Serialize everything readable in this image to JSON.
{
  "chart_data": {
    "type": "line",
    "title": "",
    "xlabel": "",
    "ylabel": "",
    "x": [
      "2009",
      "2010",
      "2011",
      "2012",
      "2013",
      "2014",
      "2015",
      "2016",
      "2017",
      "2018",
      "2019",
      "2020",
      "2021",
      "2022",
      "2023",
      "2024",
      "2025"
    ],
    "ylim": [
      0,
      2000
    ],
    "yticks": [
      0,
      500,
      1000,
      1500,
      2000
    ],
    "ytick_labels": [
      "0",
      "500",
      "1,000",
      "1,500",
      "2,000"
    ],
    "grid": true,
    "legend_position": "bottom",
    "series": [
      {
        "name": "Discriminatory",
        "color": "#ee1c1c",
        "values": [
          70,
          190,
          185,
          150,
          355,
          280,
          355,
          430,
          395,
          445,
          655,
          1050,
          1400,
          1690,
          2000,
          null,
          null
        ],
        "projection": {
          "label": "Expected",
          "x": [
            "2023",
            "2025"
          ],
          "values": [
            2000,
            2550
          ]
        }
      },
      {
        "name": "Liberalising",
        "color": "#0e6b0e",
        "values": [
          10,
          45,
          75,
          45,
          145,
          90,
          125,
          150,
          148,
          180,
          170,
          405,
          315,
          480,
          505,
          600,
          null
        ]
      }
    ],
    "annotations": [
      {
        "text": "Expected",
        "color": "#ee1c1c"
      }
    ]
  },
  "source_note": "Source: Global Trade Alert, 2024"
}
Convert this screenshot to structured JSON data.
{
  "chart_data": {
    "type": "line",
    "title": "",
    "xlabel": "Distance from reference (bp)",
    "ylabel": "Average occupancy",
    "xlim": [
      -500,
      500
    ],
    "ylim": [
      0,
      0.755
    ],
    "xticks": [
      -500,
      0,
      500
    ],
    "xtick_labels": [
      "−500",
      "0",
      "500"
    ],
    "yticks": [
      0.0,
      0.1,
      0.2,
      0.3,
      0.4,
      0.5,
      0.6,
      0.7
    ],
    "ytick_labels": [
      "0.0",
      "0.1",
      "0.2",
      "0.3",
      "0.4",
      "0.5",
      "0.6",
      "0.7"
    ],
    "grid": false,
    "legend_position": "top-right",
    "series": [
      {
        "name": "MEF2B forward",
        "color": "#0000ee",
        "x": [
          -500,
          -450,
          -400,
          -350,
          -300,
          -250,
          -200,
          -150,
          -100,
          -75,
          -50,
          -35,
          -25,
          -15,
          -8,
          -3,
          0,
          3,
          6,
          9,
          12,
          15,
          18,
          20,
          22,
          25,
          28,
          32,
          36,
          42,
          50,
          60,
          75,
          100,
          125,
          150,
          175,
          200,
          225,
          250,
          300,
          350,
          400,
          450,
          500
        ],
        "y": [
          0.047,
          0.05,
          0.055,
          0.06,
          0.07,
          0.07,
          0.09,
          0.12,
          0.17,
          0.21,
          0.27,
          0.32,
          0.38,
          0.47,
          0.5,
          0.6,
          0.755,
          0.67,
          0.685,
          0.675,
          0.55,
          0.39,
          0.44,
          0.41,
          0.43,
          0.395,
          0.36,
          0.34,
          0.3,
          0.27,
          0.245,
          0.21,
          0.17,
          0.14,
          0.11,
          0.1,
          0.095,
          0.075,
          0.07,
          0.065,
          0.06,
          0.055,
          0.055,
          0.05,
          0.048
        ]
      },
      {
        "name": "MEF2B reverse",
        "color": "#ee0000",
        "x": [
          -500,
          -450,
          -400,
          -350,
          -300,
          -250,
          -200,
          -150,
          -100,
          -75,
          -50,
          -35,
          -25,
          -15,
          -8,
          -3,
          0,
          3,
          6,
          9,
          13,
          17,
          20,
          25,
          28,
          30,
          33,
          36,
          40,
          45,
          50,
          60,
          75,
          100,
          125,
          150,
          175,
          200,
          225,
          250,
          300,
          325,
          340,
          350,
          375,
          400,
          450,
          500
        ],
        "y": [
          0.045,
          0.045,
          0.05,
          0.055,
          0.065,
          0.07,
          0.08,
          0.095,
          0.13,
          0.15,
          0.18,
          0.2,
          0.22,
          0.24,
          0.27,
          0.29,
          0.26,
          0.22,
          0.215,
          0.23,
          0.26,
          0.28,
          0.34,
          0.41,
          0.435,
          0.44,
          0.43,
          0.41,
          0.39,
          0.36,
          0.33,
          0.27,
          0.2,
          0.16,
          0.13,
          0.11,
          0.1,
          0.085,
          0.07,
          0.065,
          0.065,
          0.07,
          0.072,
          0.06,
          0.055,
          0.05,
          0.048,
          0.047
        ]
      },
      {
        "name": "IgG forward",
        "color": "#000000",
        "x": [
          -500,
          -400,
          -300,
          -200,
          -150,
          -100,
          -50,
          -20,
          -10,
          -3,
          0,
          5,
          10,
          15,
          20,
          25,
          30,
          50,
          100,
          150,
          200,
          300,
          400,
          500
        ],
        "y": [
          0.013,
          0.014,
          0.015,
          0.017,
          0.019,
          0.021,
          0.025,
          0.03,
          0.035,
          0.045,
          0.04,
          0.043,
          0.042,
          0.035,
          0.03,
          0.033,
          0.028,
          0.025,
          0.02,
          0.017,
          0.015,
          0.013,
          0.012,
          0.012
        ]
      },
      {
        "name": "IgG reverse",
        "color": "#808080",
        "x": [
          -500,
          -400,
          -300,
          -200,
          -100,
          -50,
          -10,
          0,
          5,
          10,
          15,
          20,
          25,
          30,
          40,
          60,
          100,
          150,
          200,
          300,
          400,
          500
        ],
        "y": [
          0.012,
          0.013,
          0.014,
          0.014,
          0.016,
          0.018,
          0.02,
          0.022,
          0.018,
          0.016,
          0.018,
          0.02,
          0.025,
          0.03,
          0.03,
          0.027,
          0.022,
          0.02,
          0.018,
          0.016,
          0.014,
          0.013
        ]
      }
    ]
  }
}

### DIRECTIONS FOR THIS TASK
Reproduce the full listing word for word.

### THE ANSWER
Serialize everything readable in this image to JSON.
{
  "chart_data": {
    "type": "line",
    "title": "",
    "xlabel": "",
    "ylabel": "",
    "x": [
      "2009",
      "2010",
      "2011",
      "2012",
      "2013",
      "2014",
      "2015",
      "2016",
      "2017",
      "2018",
      "2019",
      "2020",
      "2021",
      "2022",
      "2023",
      "2024",
      "2025"
    ],
    "ylim": [
      0,
      2000
    ],
    "yticks": [
      0,
      500,
      1000,
      1500,
      2000
    ],
    "ytick_labels": [
      "0",
      "500",
      "1,000",
      "1,500",
      "2,000"
    ],
    "grid": true,
    "legend_position": "bottom",
    "series": [
      {
        "name": "Discriminatory",
        "color": "#ee1c1c",
        "values": [
          70,
          190,
          185,
          150,
          355,
          280,
          355,
          430,
          395,
          445,
          655,
          1050,
          1400,
          1690,
          2000,
          null,
          null
        ],
        "projection": {
          "label": "Expected",
          "x": [
            "2023",
            "2025"
          ],
          "values": [
            2000,
            2550
          ]
        }
      },
      {
        "name": "Liberalising",
        "color": "#0e6b0e",
        "values": [
          10,
          45,
          75,
          45,
          145,
          90,
          125,
          150,
          148,
          180,
          170,
          405,
          315,
          480,
          505,
          600,
          null
        ]
      }
    ],
    "annotations": [
      {
        "text": "Expected",
        "color": "#ee1c1c"
      }
    ]
  },
  "source_note": "Source: Global Trade Alert, 2024"
}
Convert this screenshot to structured JSON data.
{
  "chart_data": {
    "type": "line",
    "title": "",
    "xlabel": "Distance from reference (bp)",
    "ylabel": "Average occupancy",
    "xlim": [
      -500,
      500
    ],
    "ylim": [
      0,
      0.755
    ],
    "xticks": [
      -500,
      0,
      500
    ],
    "xtick_labels": [
      "−500",
      "0",
      "500"
    ],
    "yticks": [
      0.0,
      0.1,
      0.2,
      0.3,
      0.4,
      0.5,
      0.6,
      0.7
    ],
    "ytick_labels": [
      "0.0",
      "0.1",
      "0.2",
      "0.3",
      "0.4",
      "0.5",
      "0.6",
      "0.7"
    ],
    "grid": false,
    "legend_position": "top-right",
    "series": [
      {
        "name": "MEF2B forward",
        "color": "#0000ee",
        "x": [
          -500,
          -450,
          -400,
          -350,
          -300,
          -250,
          -200,
          -150,
          -100,
          -75,
          -50,
          -35,
          -25,
          -15,
          -8,
          -3,
          0,
          3,
          6,
          9,
          12,
          15,
          18,
          20,
          22,
          25,
          28,
          32,
          36,
          42,
          50,
          60,
          75,
          100,
          125,
          150,
          175,
          200,
          225,
          250,
          300,
          350,
          400,
          450,
          500
        ],
        "y": [
          0.047,
          0.05,
          0.055,
          0.06,
          0.07,
          0.07,
          0.09,
          0.12,
          0.17,
          0.21,
          0.27,
          0.32,
          0.38,
          0.47,
          0.5,
          0.6,
          0.755,
          0.67,
          0.685,
          0.675,
          0.55,
          0.39,
          0.44,
          0.41,
          0.43,
          0.395,
          0.36,
          0.34,
          0.3,
          0.27,
          0.245,
          0.21,
          0.17,
          0.14,
          0.11,
          0.1,
          0.095,
          0.075,
          0.07,
          0.065,
          0.06,
          0.055,
          0.055,
          0.05,
          0.048
        ]
      },
      {
        "name": "MEF2B reverse",
        "color": "#ee0000",
        "x": [
          -500,
          -450,
          -400,
          -350,
          -300,
          -250,
          -200,
          -150,
          -100,
          -75,
          -50,
          -35,
          -25,
          -15,
          -8,
          -3,
          0,
          3,
          6,
          9,
          13,
          17,
          20,
          25,
          28,
          30,
          33,
          36,
          40,
          45,
          50,
          60,
          75,
          100,
          125,
          150,
          175,
          200,
          225,
          250,
          300,
          325,
          340,
          350,
          375,
          400,
          450,
          500
        ],
        "y": [
          0.045,
          0.045,
          0.05,
          0.055,
          0.065,
          0.07,
          0.08,
          0.095,
          0.13,
          0.15,
          0.18,
          0.2,
          0.22,
          0.24,
          0.27,
          0.29,
          0.26,
          0.22,
          0.215,
          0.23,
          0.26,
          0.28,
          0.34,
          0.41,
          0.435,
          0.44,
          0.43,
          0.41,
          0.39,
          0.36,
          0.33,
          0.27,
          0.2,
          0.16,
          0.13,
          0.11,
          0.1,
          0.085,
          0.07,
          0.065,
          0.065,
          0.07,
          0.072,
          0.06,
          0.055,
          0.05,
          0.048,
          0.047
        ]
      },
      {
        "name": "IgG forward",
        "color": "#000000",
        "x": [
          -500,
          -400,
          -300,
          -200,
          -150,
          -100,
          -50,
          -20,
          -10,
          -3,
          0,
          5,
          10,
          15,
          20,
          25,
          30,
          50,
          100,
          150,
          200,
          300,
          400,
          500
        ],
        "y": [
          0.013,
          0.014,
          0.015,
          0.017,
          0.019,
          0.021,
          0.025,
          0.03,
          0.035,
          0.045,
          0.04,
          0.043,
          0.042,
          0.035,
          0.03,
          0.033,
          0.028,
          0.025,
          0.02,
          0.017,
          0.015,
          0.013,
          0.012,
          0.012
        ]
      },
      {
        "name": "IgG reverse",
        "color": "#808080",
        "x": [
          -500,
          -400,
          -300,
          -200,
          -100,
          -50,
          -10,
          0,
          5,
          10,
          15,
          20,
          25,
          30,
          40,
          60,
          100,
          150,
          200,
          300,
          400,
          500
        ],
        "y": [
          0.012,
          0.013,
          0.014,
          0.014,
          0.016,
          0.018,
          0.02,
          0.022,
          0.018,
          0.016,
          0.018,
          0.02,
          0.025,
          0.03,
          0.03,
          0.027,
          0.022,
          0.02,
          0.018,
          0.016,
          0.014,
          0.013
        ]
      }
    ]
  }
}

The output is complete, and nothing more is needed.